= EXERCISE OBJECTIVE =
Find and copy each line of the records where the string "expand" shows up.

++++ RECORDED INFORMATION

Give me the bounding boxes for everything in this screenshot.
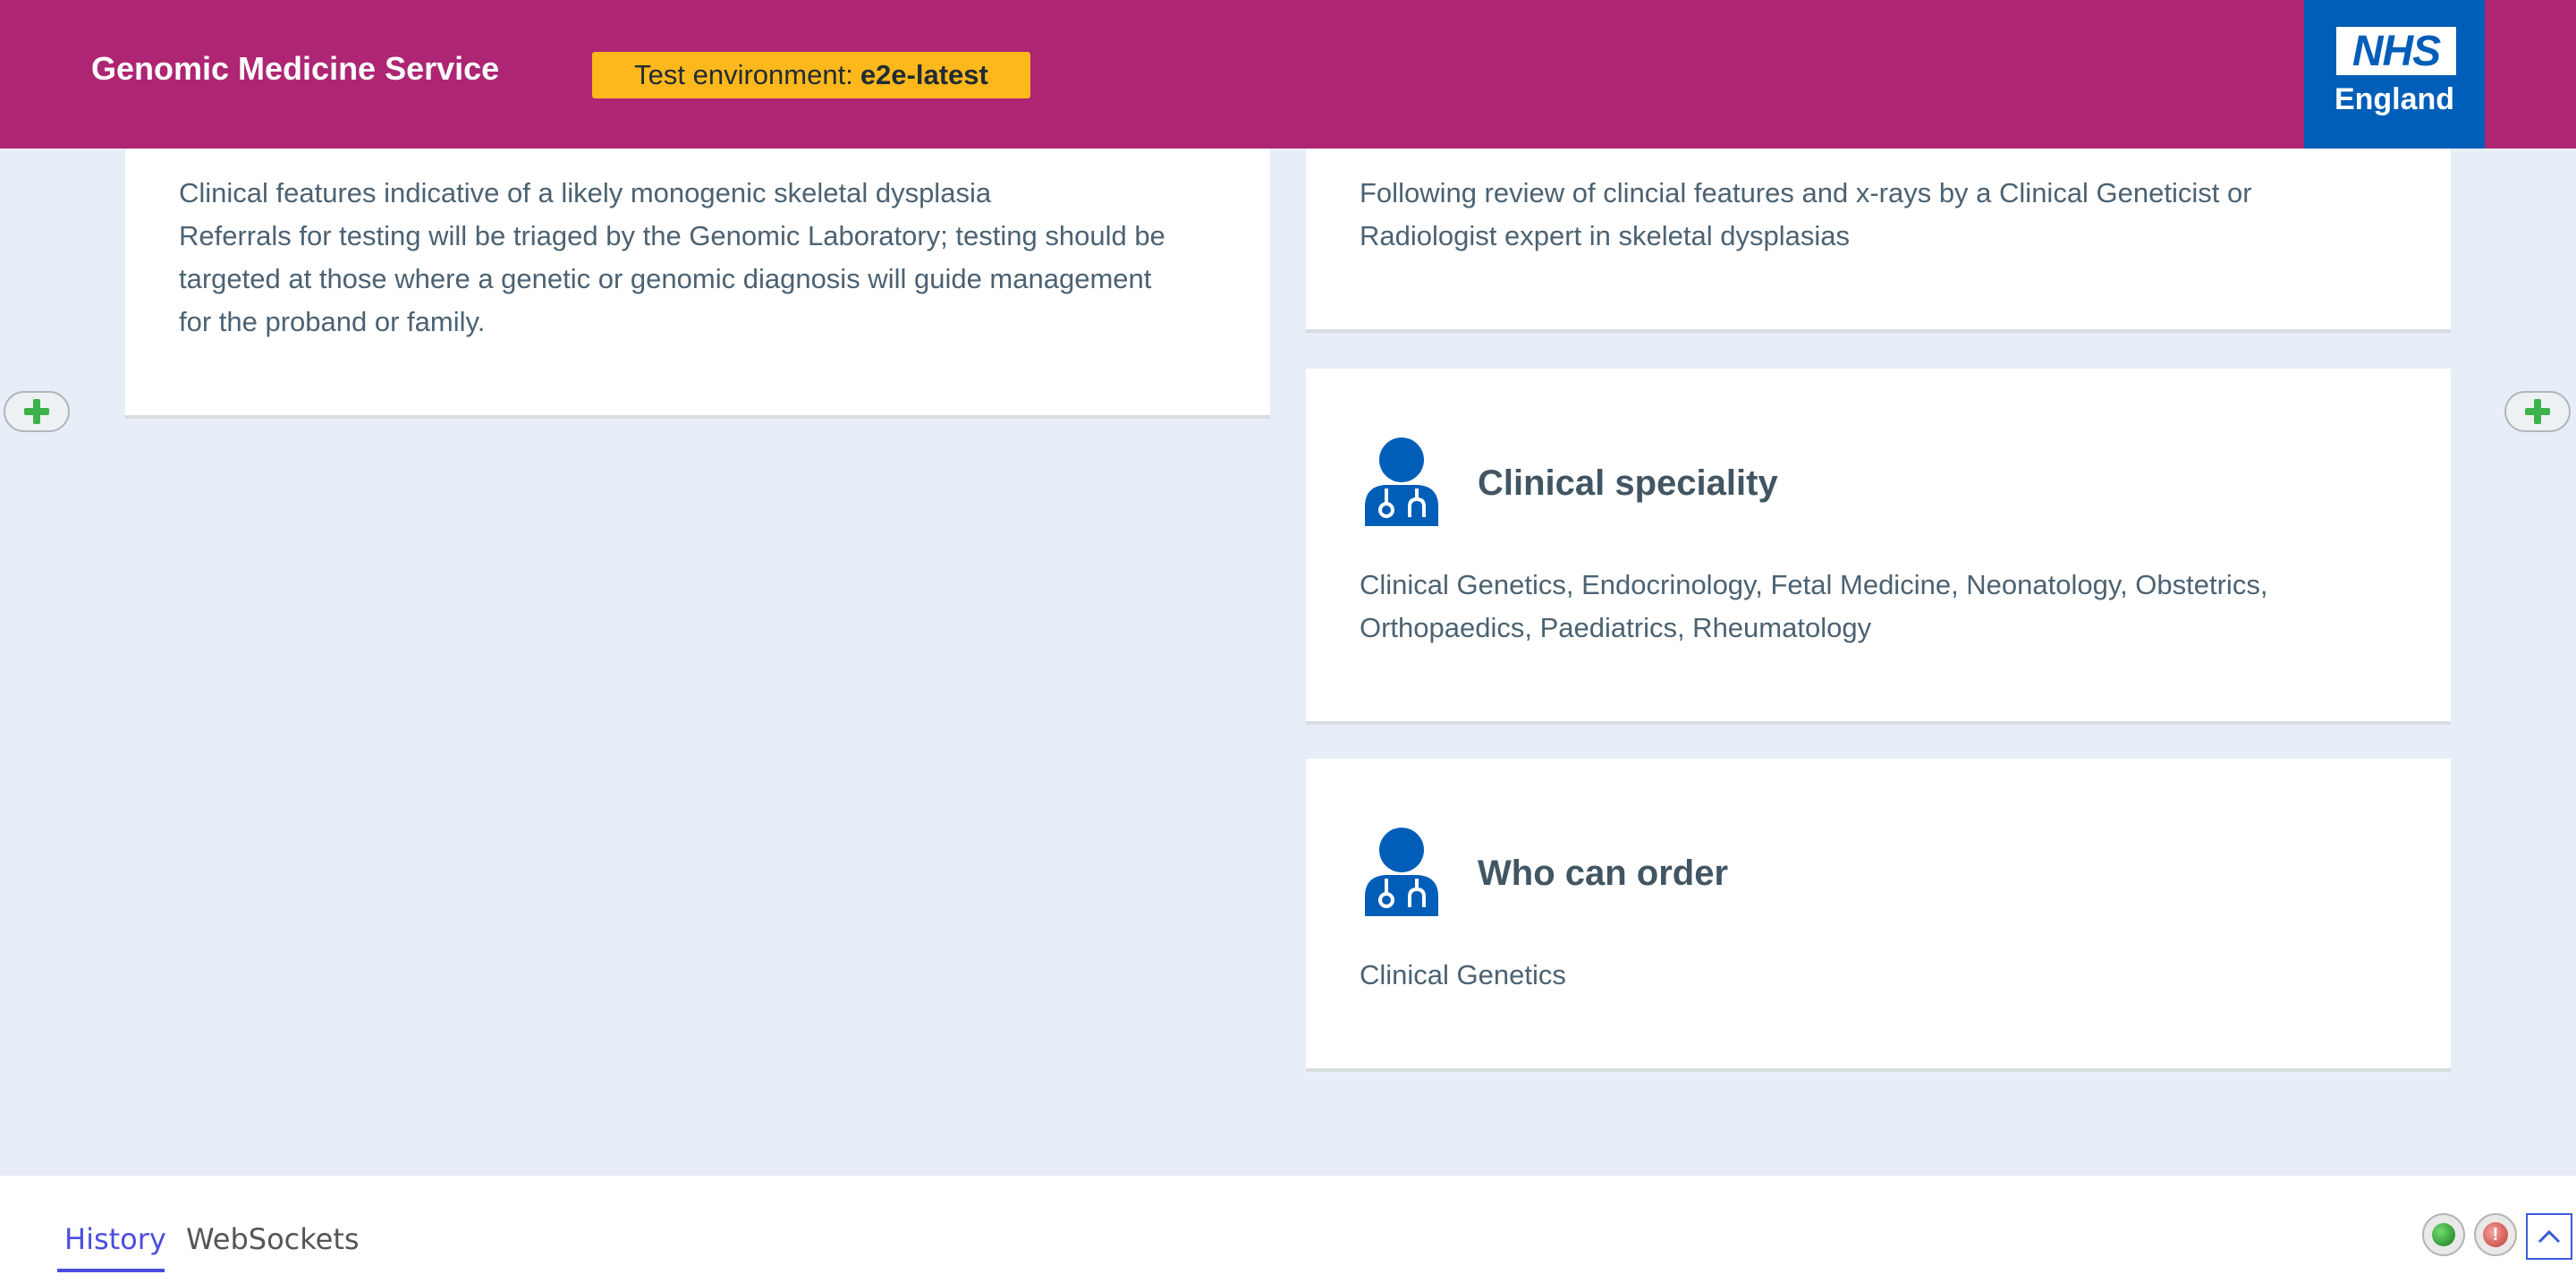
review-line-1: Following review of clincial features an…	[1360, 177, 2252, 208]
who-can-order-line-1: Clinical Genetics	[1360, 959, 1566, 990]
criteria-line-1: Clinical features indicative of a likely…	[179, 177, 992, 208]
nhs-logo-mark: NHS	[2336, 27, 2456, 75]
who-can-order-heading: Who can order	[1478, 854, 1729, 893]
bottom-panel: History WebSockets !	[0, 1176, 2576, 1283]
plus-icon	[24, 399, 49, 424]
environment-name: e2e-latest	[860, 59, 988, 90]
error-status-icon[interactable]: !	[2474, 1213, 2517, 1256]
clinician-icon	[1365, 828, 1438, 916]
clinical-speciality-heading: Clinical speciality	[1478, 463, 1778, 503]
left-expand-button[interactable]	[4, 391, 70, 432]
nhs-england-logo[interactable]: NHS England	[2304, 0, 2485, 149]
criteria-line-4: for the proband or family.	[179, 306, 486, 337]
who-can-order-card: Who can order Clinical Genetics	[1306, 759, 2451, 1068]
clinical-speciality-line-1: Clinical Genetics, Endocrinology, Fetal …	[1360, 569, 2268, 600]
tab-websockets[interactable]: WebSockets	[186, 1222, 360, 1256]
collapse-panel-button[interactable]	[2526, 1213, 2572, 1260]
nhs-logo-subtext: England	[2334, 82, 2455, 116]
clinical-speciality-line-2: Orthopaedics, Paediatrics, Rheumatology	[1360, 612, 1872, 643]
connected-status-icon[interactable]	[2422, 1213, 2465, 1256]
criteria-line-2: Referrals for testing will be triaged by…	[179, 220, 1165, 251]
environment-badge: Test environment: e2e-latest	[592, 52, 1030, 98]
review-card: Following review of clincial features an…	[1306, 149, 2451, 329]
clinician-icon	[1365, 438, 1438, 526]
criteria-line-3: targeted at those where a genetic or gen…	[179, 263, 1152, 294]
clinical-speciality-card: Clinical speciality Clinical Genetics, E…	[1306, 369, 2451, 721]
environment-label: Test environment:	[634, 59, 853, 90]
criteria-card: Clinical features indicative of a likely…	[125, 149, 1270, 415]
chevron-up-icon	[2538, 1229, 2561, 1244]
tab-history[interactable]: History	[64, 1222, 166, 1256]
review-line-2: Radiologist expert in skeletal dysplasia…	[1360, 220, 1850, 251]
active-tab-indicator	[57, 1269, 165, 1272]
plus-icon	[2525, 399, 2550, 424]
right-expand-button[interactable]	[2504, 391, 2571, 432]
app-title[interactable]: Genomic Medicine Service	[91, 50, 499, 88]
app-header: Genomic Medicine Service Test environmen…	[0, 0, 2576, 149]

++++++++

= THE ANSWER =
left-expand-button[interactable]	[4, 391, 70, 432]
right-expand-button[interactable]	[2504, 391, 2571, 432]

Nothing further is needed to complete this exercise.